Task directions:
Transcribe all of the material exactly. Any picture in it should be left out.

Extracted material:
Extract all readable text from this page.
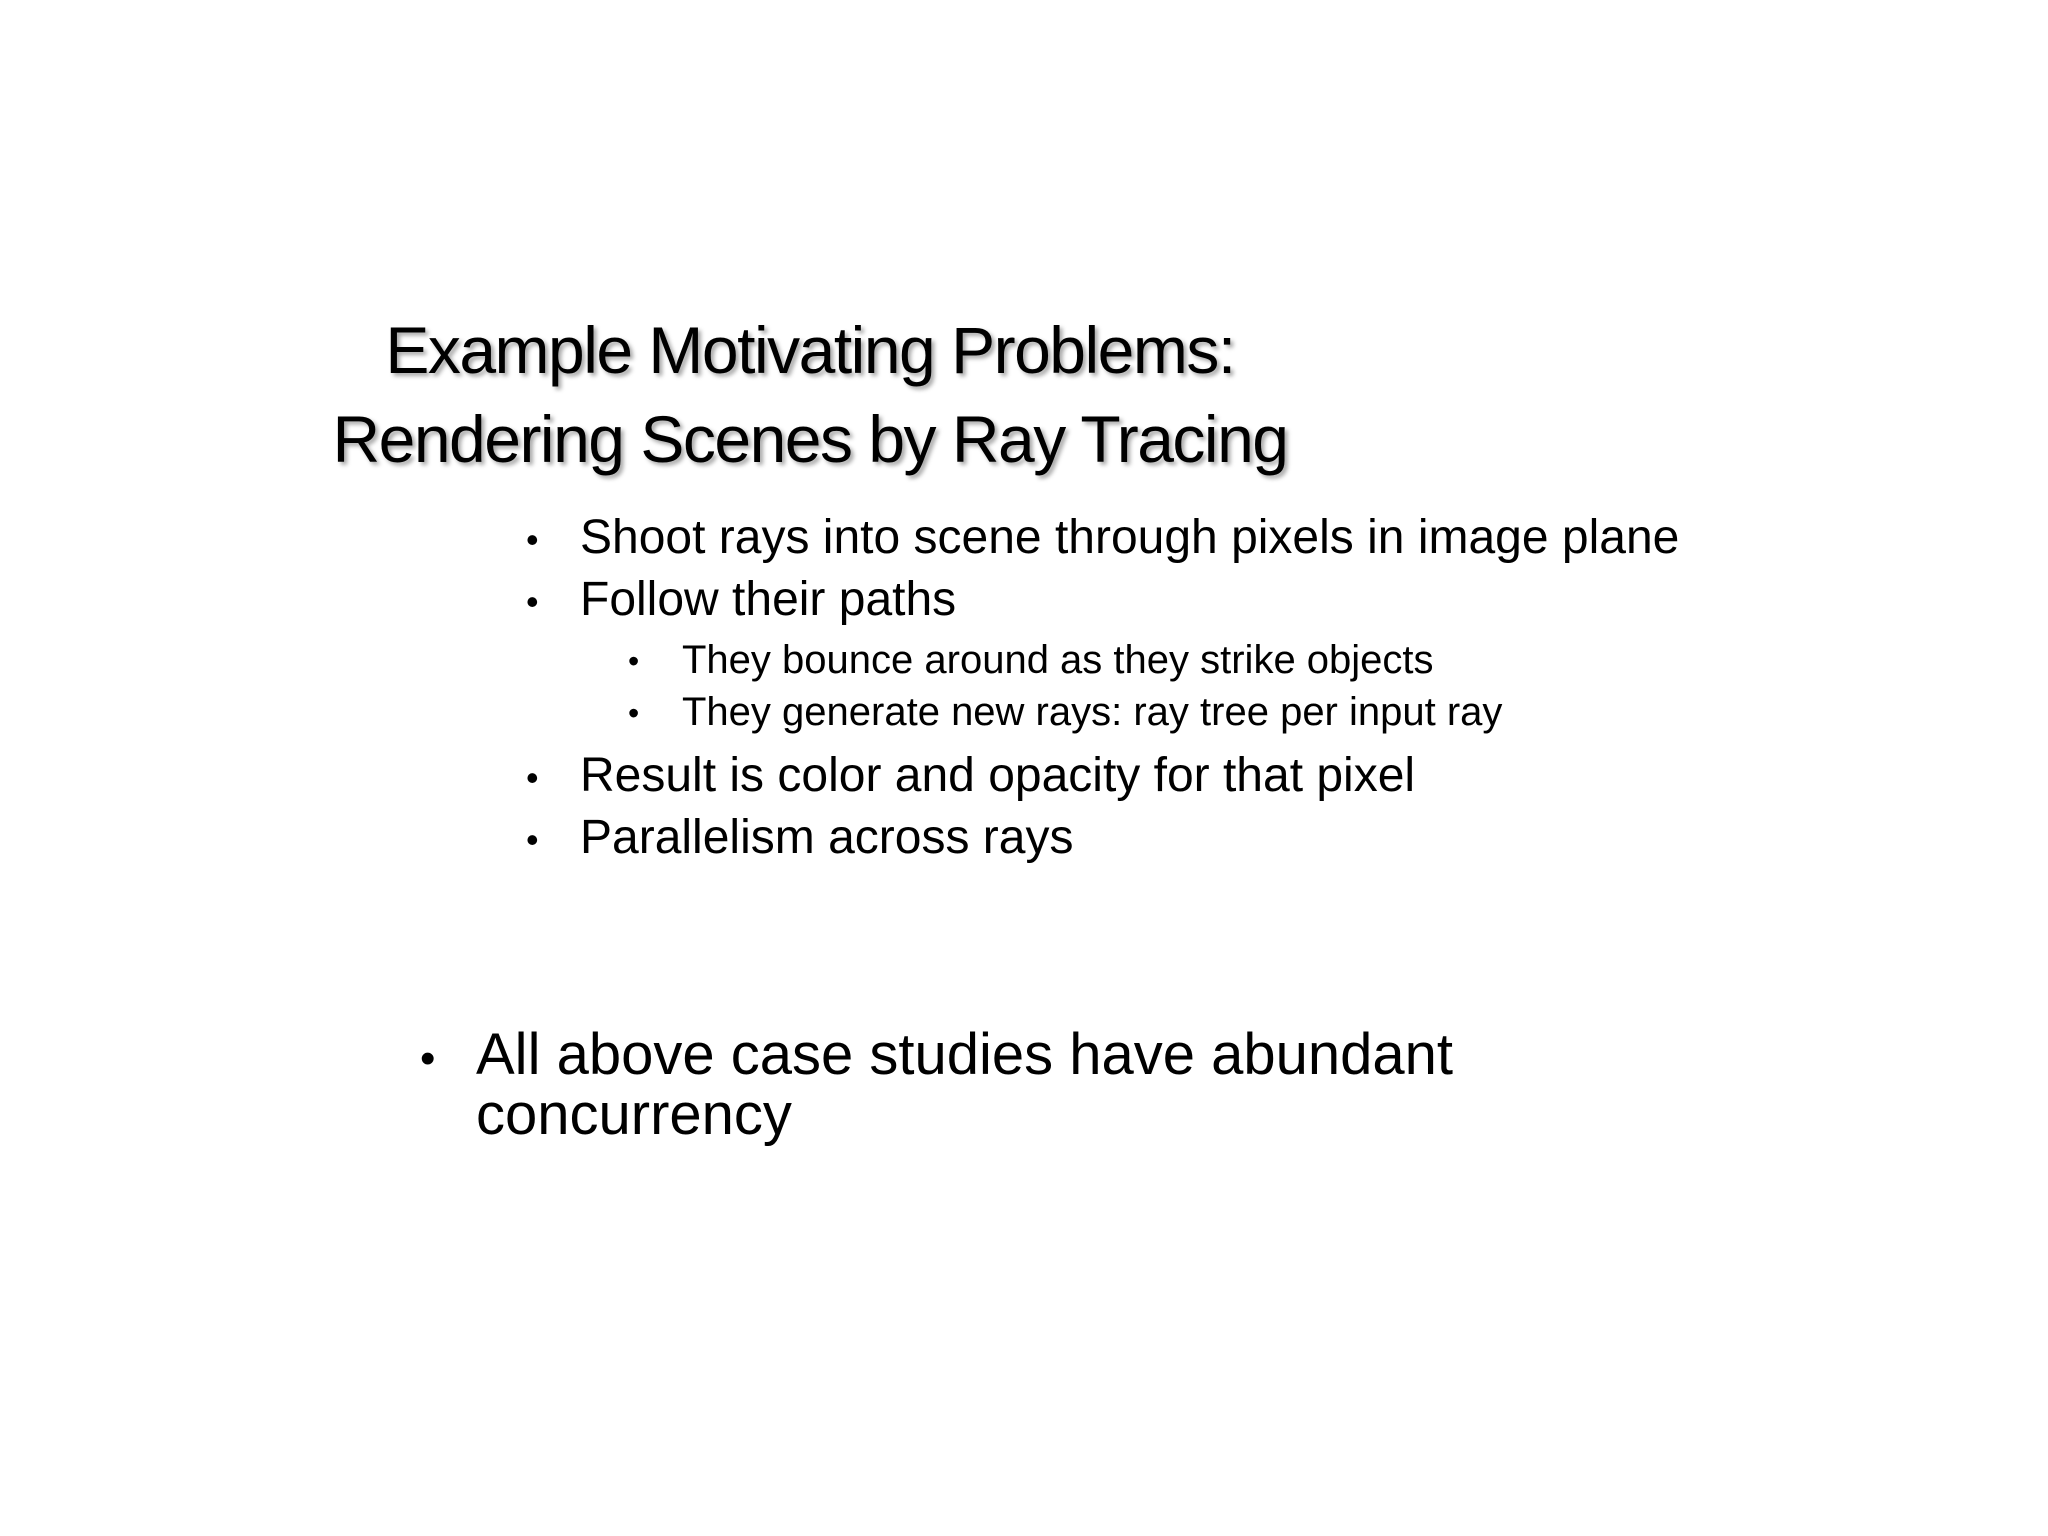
Example Motivating Problems:
Rendering Scenes by Ray Tracing
• Shoot rays into scene through pixels in image plane
• Follow their paths
• They bounce around as they strike objects
• They generate new rays: ray tree per input ray
• Result is color and opacity for that pixel
• Parallelism across rays
• All above case studies have abundant concurrency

Answer for the task:
Extract all readable text from this page.
Example Motivating Problems:
Rendering Scenes by Ray Tracing
• Shoot rays into scene through pixels in image plane
• Follow their paths
• They bounce around as they strike objects
• They generate new rays: ray tree per input ray
• Result is color and opacity for that pixel
• Parallelism across rays
• All above case studies have abundant concurrency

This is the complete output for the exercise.